▸ **EXERCISE DIRECTIONS**: Write out all records as given; omit images.

Entries from a visual dataset
______
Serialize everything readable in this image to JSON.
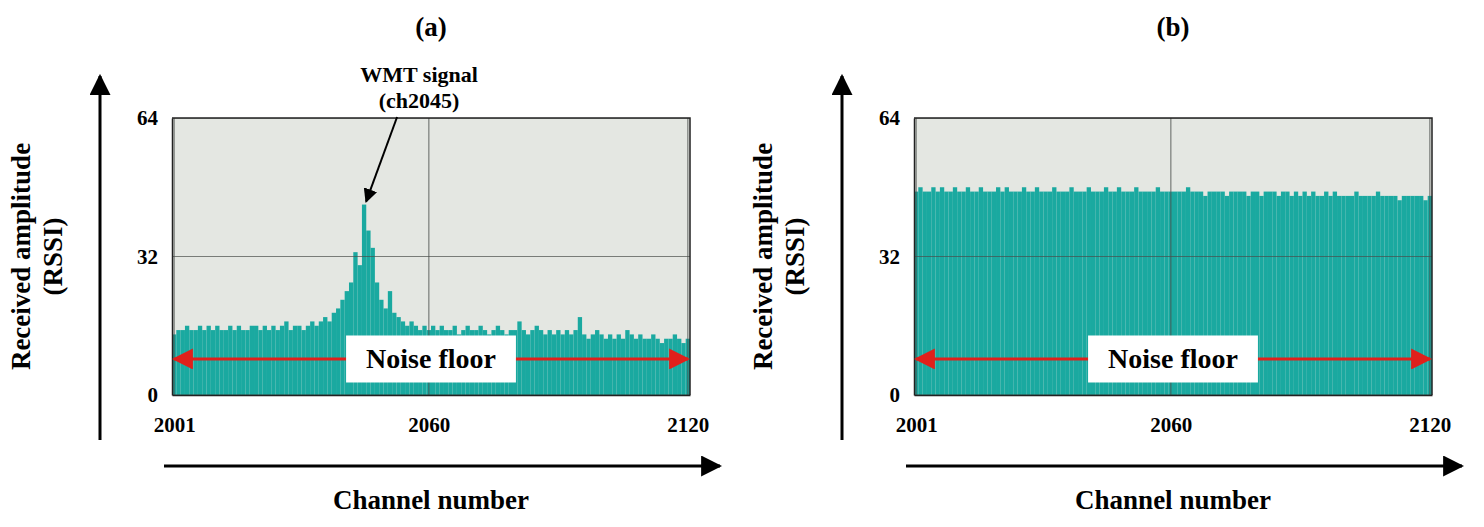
{
  "chart_data": [
    {
      "type": "bar",
      "title": "(a)",
      "x_label": "Channel number",
      "y_label": "Received amplitude (RSSI)",
      "x": [
        2001,
        2002,
        2003,
        2004,
        2005,
        2006,
        2007,
        2008,
        2009,
        2010,
        2011,
        2012,
        2013,
        2014,
        2015,
        2016,
        2017,
        2018,
        2019,
        2020,
        2021,
        2022,
        2023,
        2024,
        2025,
        2026,
        2027,
        2028,
        2029,
        2030,
        2031,
        2032,
        2033,
        2034,
        2035,
        2036,
        2037,
        2038,
        2039,
        2040,
        2041,
        2042,
        2043,
        2044,
        2045,
        2046,
        2047,
        2048,
        2049,
        2050,
        2051,
        2052,
        2053,
        2054,
        2055,
        2056,
        2057,
        2058,
        2059,
        2060,
        2061,
        2062,
        2063,
        2064,
        2065,
        2066,
        2067,
        2068,
        2069,
        2070,
        2071,
        2072,
        2073,
        2074,
        2075,
        2076,
        2077,
        2078,
        2079,
        2080,
        2081,
        2082,
        2083,
        2084,
        2085,
        2086,
        2087,
        2088,
        2089,
        2090,
        2091,
        2092,
        2093,
        2094,
        2095,
        2096,
        2097,
        2098,
        2099,
        2100,
        2101,
        2102,
        2103,
        2104,
        2105,
        2106,
        2107,
        2108,
        2109,
        2110,
        2111,
        2112,
        2113,
        2114,
        2115,
        2116,
        2117,
        2118,
        2119,
        2120
      ],
      "values": [
        14,
        15,
        15,
        16,
        15,
        15,
        16,
        15,
        16,
        15,
        16,
        15,
        15,
        16,
        15,
        16,
        15,
        15,
        16,
        16,
        15,
        16,
        15,
        16,
        15,
        16,
        17,
        15,
        16,
        16,
        15,
        16,
        17,
        16,
        17,
        18,
        17,
        19,
        20,
        22,
        24,
        26,
        33,
        30,
        44,
        38,
        34,
        26,
        22,
        20,
        24,
        19,
        18,
        17,
        16,
        17,
        16,
        15,
        16,
        15,
        16,
        15,
        16,
        15,
        15,
        16,
        14,
        15,
        16,
        15,
        15,
        16,
        15,
        14,
        15,
        16,
        15,
        14,
        15,
        15,
        17,
        15,
        14,
        15,
        16,
        15,
        14,
        15,
        14,
        15,
        14,
        15,
        14,
        15,
        18,
        14,
        13,
        14,
        15,
        14,
        13,
        14,
        13,
        14,
        13,
        15,
        14,
        13,
        14,
        13,
        13,
        14,
        13,
        12,
        13,
        13,
        14,
        13,
        12,
        13
      ],
      "color": "#1aa9a0",
      "xlim": [
        2000.5,
        2120.5
      ],
      "xticks": [
        2001,
        2060,
        2120
      ],
      "ylim": [
        0,
        64
      ],
      "yticks": [
        0,
        32,
        64
      ],
      "grid": true,
      "annotations": [
        {
          "text": "WMT signal (ch2045)",
          "x": 2045
        },
        {
          "text": "Noise floor"
        }
      ]
    },
    {
      "type": "bar",
      "title": "(b)",
      "x_label": "Channel number",
      "y_label": "Received amplitude (RSSI)",
      "x": [
        2001,
        2002,
        2003,
        2004,
        2005,
        2006,
        2007,
        2008,
        2009,
        2010,
        2011,
        2012,
        2013,
        2014,
        2015,
        2016,
        2017,
        2018,
        2019,
        2020,
        2021,
        2022,
        2023,
        2024,
        2025,
        2026,
        2027,
        2028,
        2029,
        2030,
        2031,
        2032,
        2033,
        2034,
        2035,
        2036,
        2037,
        2038,
        2039,
        2040,
        2041,
        2042,
        2043,
        2044,
        2045,
        2046,
        2047,
        2048,
        2049,
        2050,
        2051,
        2052,
        2053,
        2054,
        2055,
        2056,
        2057,
        2058,
        2059,
        2060,
        2061,
        2062,
        2063,
        2064,
        2065,
        2066,
        2067,
        2068,
        2069,
        2070,
        2071,
        2072,
        2073,
        2074,
        2075,
        2076,
        2077,
        2078,
        2079,
        2080,
        2081,
        2082,
        2083,
        2084,
        2085,
        2086,
        2087,
        2088,
        2089,
        2090,
        2091,
        2092,
        2093,
        2094,
        2095,
        2096,
        2097,
        2098,
        2099,
        2100,
        2101,
        2102,
        2103,
        2104,
        2105,
        2106,
        2107,
        2108,
        2109,
        2110,
        2111,
        2112,
        2113,
        2114,
        2115,
        2116,
        2117,
        2118,
        2119,
        2120
      ],
      "values": [
        47,
        48,
        47,
        47,
        48,
        47,
        48,
        47,
        47,
        48,
        47,
        47,
        48,
        47,
        47,
        48,
        47,
        47,
        47,
        48,
        47,
        48,
        47,
        47,
        47,
        48,
        47,
        47,
        48,
        47,
        47,
        47,
        48,
        47,
        47,
        47,
        48,
        47,
        47,
        47,
        48,
        47,
        47,
        47,
        48,
        47,
        47,
        48,
        47,
        47,
        47,
        48,
        47,
        47,
        47,
        47,
        48,
        47,
        47,
        47,
        47,
        47,
        47,
        48,
        47,
        47,
        47,
        46,
        47,
        47,
        47,
        47,
        46,
        47,
        47,
        47,
        47,
        46,
        47,
        47,
        46,
        47,
        47,
        47,
        46,
        47,
        47,
        46,
        47,
        46,
        47,
        46,
        47,
        46,
        46,
        47,
        46,
        47,
        46,
        46,
        46,
        46,
        47,
        46,
        46,
        46,
        46,
        47,
        46,
        46,
        46,
        46,
        45,
        46,
        46,
        46,
        46,
        46,
        45,
        46
      ],
      "color": "#1aa9a0",
      "xlim": [
        2000.5,
        2120.5
      ],
      "xticks": [
        2001,
        2060,
        2120
      ],
      "ylim": [
        0,
        64
      ],
      "yticks": [
        0,
        32,
        64
      ],
      "grid": true,
      "annotations": [
        {
          "text": "Noise floor"
        }
      ]
    }
  ]
}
______
▸ **RESPONSE**:
Serialize everything readable in this image to JSON.
{
  "chart_data": [
    {
      "type": "bar",
      "title": "(a)",
      "x_label": "Channel number",
      "y_label": "Received amplitude (RSSI)",
      "x": [
        2001,
        2002,
        2003,
        2004,
        2005,
        2006,
        2007,
        2008,
        2009,
        2010,
        2011,
        2012,
        2013,
        2014,
        2015,
        2016,
        2017,
        2018,
        2019,
        2020,
        2021,
        2022,
        2023,
        2024,
        2025,
        2026,
        2027,
        2028,
        2029,
        2030,
        2031,
        2032,
        2033,
        2034,
        2035,
        2036,
        2037,
        2038,
        2039,
        2040,
        2041,
        2042,
        2043,
        2044,
        2045,
        2046,
        2047,
        2048,
        2049,
        2050,
        2051,
        2052,
        2053,
        2054,
        2055,
        2056,
        2057,
        2058,
        2059,
        2060,
        2061,
        2062,
        2063,
        2064,
        2065,
        2066,
        2067,
        2068,
        2069,
        2070,
        2071,
        2072,
        2073,
        2074,
        2075,
        2076,
        2077,
        2078,
        2079,
        2080,
        2081,
        2082,
        2083,
        2084,
        2085,
        2086,
        2087,
        2088,
        2089,
        2090,
        2091,
        2092,
        2093,
        2094,
        2095,
        2096,
        2097,
        2098,
        2099,
        2100,
        2101,
        2102,
        2103,
        2104,
        2105,
        2106,
        2107,
        2108,
        2109,
        2110,
        2111,
        2112,
        2113,
        2114,
        2115,
        2116,
        2117,
        2118,
        2119,
        2120
      ],
      "values": [
        14,
        15,
        15,
        16,
        15,
        15,
        16,
        15,
        16,
        15,
        16,
        15,
        15,
        16,
        15,
        16,
        15,
        15,
        16,
        16,
        15,
        16,
        15,
        16,
        15,
        16,
        17,
        15,
        16,
        16,
        15,
        16,
        17,
        16,
        17,
        18,
        17,
        19,
        20,
        22,
        24,
        26,
        33,
        30,
        44,
        38,
        34,
        26,
        22,
        20,
        24,
        19,
        18,
        17,
        16,
        17,
        16,
        15,
        16,
        15,
        16,
        15,
        16,
        15,
        15,
        16,
        14,
        15,
        16,
        15,
        15,
        16,
        15,
        14,
        15,
        16,
        15,
        14,
        15,
        15,
        17,
        15,
        14,
        15,
        16,
        15,
        14,
        15,
        14,
        15,
        14,
        15,
        14,
        15,
        18,
        14,
        13,
        14,
        15,
        14,
        13,
        14,
        13,
        14,
        13,
        15,
        14,
        13,
        14,
        13,
        13,
        14,
        13,
        12,
        13,
        13,
        14,
        13,
        12,
        13
      ],
      "color": "#1aa9a0",
      "xlim": [
        2000.5,
        2120.5
      ],
      "xticks": [
        2001,
        2060,
        2120
      ],
      "ylim": [
        0,
        64
      ],
      "yticks": [
        0,
        32,
        64
      ],
      "grid": true,
      "annotations": [
        {
          "text": "WMT signal (ch2045)",
          "x": 2045
        },
        {
          "text": "Noise floor"
        }
      ]
    },
    {
      "type": "bar",
      "title": "(b)",
      "x_label": "Channel number",
      "y_label": "Received amplitude (RSSI)",
      "x": [
        2001,
        2002,
        2003,
        2004,
        2005,
        2006,
        2007,
        2008,
        2009,
        2010,
        2011,
        2012,
        2013,
        2014,
        2015,
        2016,
        2017,
        2018,
        2019,
        2020,
        2021,
        2022,
        2023,
        2024,
        2025,
        2026,
        2027,
        2028,
        2029,
        2030,
        2031,
        2032,
        2033,
        2034,
        2035,
        2036,
        2037,
        2038,
        2039,
        2040,
        2041,
        2042,
        2043,
        2044,
        2045,
        2046,
        2047,
        2048,
        2049,
        2050,
        2051,
        2052,
        2053,
        2054,
        2055,
        2056,
        2057,
        2058,
        2059,
        2060,
        2061,
        2062,
        2063,
        2064,
        2065,
        2066,
        2067,
        2068,
        2069,
        2070,
        2071,
        2072,
        2073,
        2074,
        2075,
        2076,
        2077,
        2078,
        2079,
        2080,
        2081,
        2082,
        2083,
        2084,
        2085,
        2086,
        2087,
        2088,
        2089,
        2090,
        2091,
        2092,
        2093,
        2094,
        2095,
        2096,
        2097,
        2098,
        2099,
        2100,
        2101,
        2102,
        2103,
        2104,
        2105,
        2106,
        2107,
        2108,
        2109,
        2110,
        2111,
        2112,
        2113,
        2114,
        2115,
        2116,
        2117,
        2118,
        2119,
        2120
      ],
      "values": [
        47,
        48,
        47,
        47,
        48,
        47,
        48,
        47,
        47,
        48,
        47,
        47,
        48,
        47,
        47,
        48,
        47,
        47,
        47,
        48,
        47,
        48,
        47,
        47,
        47,
        48,
        47,
        47,
        48,
        47,
        47,
        47,
        48,
        47,
        47,
        47,
        48,
        47,
        47,
        47,
        48,
        47,
        47,
        47,
        48,
        47,
        47,
        48,
        47,
        47,
        47,
        48,
        47,
        47,
        47,
        47,
        48,
        47,
        47,
        47,
        47,
        47,
        47,
        48,
        47,
        47,
        47,
        46,
        47,
        47,
        47,
        47,
        46,
        47,
        47,
        47,
        47,
        46,
        47,
        47,
        46,
        47,
        47,
        47,
        46,
        47,
        47,
        46,
        47,
        46,
        47,
        46,
        47,
        46,
        46,
        47,
        46,
        47,
        46,
        46,
        46,
        46,
        47,
        46,
        46,
        46,
        46,
        47,
        46,
        46,
        46,
        46,
        45,
        46,
        46,
        46,
        46,
        46,
        45,
        46
      ],
      "color": "#1aa9a0",
      "xlim": [
        2000.5,
        2120.5
      ],
      "xticks": [
        2001,
        2060,
        2120
      ],
      "ylim": [
        0,
        64
      ],
      "yticks": [
        0,
        32,
        64
      ],
      "grid": true,
      "annotations": [
        {
          "text": "Noise floor"
        }
      ]
    }
  ]
}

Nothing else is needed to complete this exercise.